- [Work to be completed]:
Collect all lines below with the string "радиальной".

Stored items:
• • •
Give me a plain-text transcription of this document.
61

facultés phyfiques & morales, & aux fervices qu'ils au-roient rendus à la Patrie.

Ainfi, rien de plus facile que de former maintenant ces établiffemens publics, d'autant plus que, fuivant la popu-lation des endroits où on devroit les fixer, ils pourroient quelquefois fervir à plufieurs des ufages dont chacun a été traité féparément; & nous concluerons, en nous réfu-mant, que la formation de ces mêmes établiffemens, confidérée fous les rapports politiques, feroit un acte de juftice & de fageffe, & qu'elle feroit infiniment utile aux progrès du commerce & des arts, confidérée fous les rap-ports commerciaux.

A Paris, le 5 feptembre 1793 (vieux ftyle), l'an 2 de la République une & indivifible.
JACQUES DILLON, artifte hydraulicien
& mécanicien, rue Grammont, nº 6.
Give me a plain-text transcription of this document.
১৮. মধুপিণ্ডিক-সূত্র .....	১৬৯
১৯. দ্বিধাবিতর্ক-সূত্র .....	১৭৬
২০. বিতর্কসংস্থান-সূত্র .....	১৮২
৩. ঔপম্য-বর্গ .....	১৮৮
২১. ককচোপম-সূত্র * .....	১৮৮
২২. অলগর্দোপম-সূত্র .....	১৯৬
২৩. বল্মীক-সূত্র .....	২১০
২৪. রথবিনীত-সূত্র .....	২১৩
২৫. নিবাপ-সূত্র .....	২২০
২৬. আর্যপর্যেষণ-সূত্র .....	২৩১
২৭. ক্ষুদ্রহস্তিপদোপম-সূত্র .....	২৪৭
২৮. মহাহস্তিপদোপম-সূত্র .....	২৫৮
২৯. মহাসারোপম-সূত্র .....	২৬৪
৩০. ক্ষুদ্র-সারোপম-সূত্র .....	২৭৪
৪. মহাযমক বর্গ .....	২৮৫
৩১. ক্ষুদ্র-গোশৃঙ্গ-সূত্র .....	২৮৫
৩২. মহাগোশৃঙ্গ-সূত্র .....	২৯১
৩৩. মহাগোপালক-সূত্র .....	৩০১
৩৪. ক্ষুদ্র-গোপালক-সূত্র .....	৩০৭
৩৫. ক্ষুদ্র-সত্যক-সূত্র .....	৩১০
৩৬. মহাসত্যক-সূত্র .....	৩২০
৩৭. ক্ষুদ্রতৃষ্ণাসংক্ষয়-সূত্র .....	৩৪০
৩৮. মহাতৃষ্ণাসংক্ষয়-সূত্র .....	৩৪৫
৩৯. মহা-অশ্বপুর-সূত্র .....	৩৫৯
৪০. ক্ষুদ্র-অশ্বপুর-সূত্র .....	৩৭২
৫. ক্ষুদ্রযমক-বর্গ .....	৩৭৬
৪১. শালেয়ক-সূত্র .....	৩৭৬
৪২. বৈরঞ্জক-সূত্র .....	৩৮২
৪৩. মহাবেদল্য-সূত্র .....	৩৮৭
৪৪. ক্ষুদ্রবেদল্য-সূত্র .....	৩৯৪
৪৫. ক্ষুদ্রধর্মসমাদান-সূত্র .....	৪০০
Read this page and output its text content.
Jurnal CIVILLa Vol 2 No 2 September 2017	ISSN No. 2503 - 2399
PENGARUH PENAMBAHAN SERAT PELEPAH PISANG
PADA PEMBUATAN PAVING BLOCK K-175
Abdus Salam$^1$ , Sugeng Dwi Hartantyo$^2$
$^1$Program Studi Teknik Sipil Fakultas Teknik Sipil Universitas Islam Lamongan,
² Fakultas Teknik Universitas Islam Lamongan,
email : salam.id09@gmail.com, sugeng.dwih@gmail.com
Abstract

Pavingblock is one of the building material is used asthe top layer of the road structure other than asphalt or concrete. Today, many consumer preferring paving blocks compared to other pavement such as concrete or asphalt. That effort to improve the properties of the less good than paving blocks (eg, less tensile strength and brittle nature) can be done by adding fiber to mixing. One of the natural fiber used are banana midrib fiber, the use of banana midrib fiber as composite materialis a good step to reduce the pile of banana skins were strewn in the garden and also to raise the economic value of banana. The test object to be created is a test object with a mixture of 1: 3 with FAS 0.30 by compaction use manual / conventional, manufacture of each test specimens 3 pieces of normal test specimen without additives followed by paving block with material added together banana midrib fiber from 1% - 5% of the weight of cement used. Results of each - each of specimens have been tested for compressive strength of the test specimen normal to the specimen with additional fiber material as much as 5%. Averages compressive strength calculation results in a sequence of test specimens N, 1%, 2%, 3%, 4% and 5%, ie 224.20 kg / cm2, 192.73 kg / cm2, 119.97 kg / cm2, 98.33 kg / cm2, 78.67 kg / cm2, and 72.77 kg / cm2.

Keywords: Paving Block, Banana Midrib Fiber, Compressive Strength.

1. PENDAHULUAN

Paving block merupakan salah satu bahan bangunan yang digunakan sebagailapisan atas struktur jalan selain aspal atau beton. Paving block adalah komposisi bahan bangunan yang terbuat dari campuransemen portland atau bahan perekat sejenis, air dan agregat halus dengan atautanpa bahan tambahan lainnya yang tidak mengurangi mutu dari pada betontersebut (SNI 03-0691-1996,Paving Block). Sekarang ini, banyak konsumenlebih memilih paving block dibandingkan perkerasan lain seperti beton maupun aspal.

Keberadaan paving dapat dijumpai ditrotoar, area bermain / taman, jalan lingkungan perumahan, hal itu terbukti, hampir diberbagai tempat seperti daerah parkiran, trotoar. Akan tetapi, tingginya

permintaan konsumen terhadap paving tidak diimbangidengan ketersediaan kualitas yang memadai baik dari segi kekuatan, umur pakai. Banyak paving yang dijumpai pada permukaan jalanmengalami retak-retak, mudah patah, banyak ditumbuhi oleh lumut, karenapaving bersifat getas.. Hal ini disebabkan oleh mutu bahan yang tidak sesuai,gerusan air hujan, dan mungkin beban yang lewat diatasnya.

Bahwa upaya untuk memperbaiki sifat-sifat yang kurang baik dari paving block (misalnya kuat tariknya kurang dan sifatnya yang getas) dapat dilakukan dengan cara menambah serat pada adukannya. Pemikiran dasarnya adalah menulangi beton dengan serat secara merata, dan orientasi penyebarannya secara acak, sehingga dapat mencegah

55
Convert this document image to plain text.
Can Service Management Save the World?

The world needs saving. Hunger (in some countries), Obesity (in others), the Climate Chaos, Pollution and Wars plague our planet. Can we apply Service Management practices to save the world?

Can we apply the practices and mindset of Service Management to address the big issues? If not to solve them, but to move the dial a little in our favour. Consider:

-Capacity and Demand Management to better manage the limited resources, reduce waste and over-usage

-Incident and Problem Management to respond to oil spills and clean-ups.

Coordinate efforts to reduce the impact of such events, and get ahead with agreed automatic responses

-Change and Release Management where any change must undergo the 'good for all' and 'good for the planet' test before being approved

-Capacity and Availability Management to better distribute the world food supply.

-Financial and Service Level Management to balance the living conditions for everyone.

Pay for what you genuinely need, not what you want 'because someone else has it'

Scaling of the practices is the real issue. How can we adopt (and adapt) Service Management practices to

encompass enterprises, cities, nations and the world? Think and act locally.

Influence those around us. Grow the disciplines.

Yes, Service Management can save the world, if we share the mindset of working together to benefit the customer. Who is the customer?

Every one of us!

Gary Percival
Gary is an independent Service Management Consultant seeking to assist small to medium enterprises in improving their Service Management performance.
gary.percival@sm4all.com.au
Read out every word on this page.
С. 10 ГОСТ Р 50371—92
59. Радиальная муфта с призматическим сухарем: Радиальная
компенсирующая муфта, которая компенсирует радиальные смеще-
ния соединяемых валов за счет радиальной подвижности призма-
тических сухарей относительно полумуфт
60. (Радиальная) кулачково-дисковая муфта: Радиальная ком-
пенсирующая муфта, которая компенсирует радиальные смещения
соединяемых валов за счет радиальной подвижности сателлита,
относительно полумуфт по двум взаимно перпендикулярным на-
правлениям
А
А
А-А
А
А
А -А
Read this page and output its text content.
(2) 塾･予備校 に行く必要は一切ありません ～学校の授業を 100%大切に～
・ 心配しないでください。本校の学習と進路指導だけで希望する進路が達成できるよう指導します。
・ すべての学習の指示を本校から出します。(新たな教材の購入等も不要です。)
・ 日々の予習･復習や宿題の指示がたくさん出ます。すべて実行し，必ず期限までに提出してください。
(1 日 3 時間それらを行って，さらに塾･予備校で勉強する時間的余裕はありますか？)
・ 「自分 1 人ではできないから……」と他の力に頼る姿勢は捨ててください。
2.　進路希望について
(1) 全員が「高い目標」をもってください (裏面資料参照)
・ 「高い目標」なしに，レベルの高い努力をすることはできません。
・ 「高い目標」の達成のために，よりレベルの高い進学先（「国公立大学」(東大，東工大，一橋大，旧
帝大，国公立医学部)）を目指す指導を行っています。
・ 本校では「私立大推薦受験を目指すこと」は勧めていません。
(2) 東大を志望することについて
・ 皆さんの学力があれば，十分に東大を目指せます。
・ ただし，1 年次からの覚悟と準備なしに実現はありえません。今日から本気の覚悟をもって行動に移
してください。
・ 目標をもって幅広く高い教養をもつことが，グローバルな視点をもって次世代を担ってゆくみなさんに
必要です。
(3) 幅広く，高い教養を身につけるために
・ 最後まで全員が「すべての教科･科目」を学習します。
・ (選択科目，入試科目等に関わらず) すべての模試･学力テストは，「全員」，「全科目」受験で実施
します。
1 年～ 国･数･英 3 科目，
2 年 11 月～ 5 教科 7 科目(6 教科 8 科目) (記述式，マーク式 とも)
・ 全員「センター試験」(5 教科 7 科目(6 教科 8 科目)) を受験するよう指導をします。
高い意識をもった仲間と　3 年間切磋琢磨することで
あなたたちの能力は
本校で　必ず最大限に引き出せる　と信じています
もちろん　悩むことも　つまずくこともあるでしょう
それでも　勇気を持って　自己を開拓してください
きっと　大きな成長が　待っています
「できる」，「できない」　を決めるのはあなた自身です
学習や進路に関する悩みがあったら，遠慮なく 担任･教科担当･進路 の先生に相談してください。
• • •
- [Answer]:
ния соединяемых валов за счет радиальной подвижности призма-
соединяемых валов за счет радиальной подвижности сателлита,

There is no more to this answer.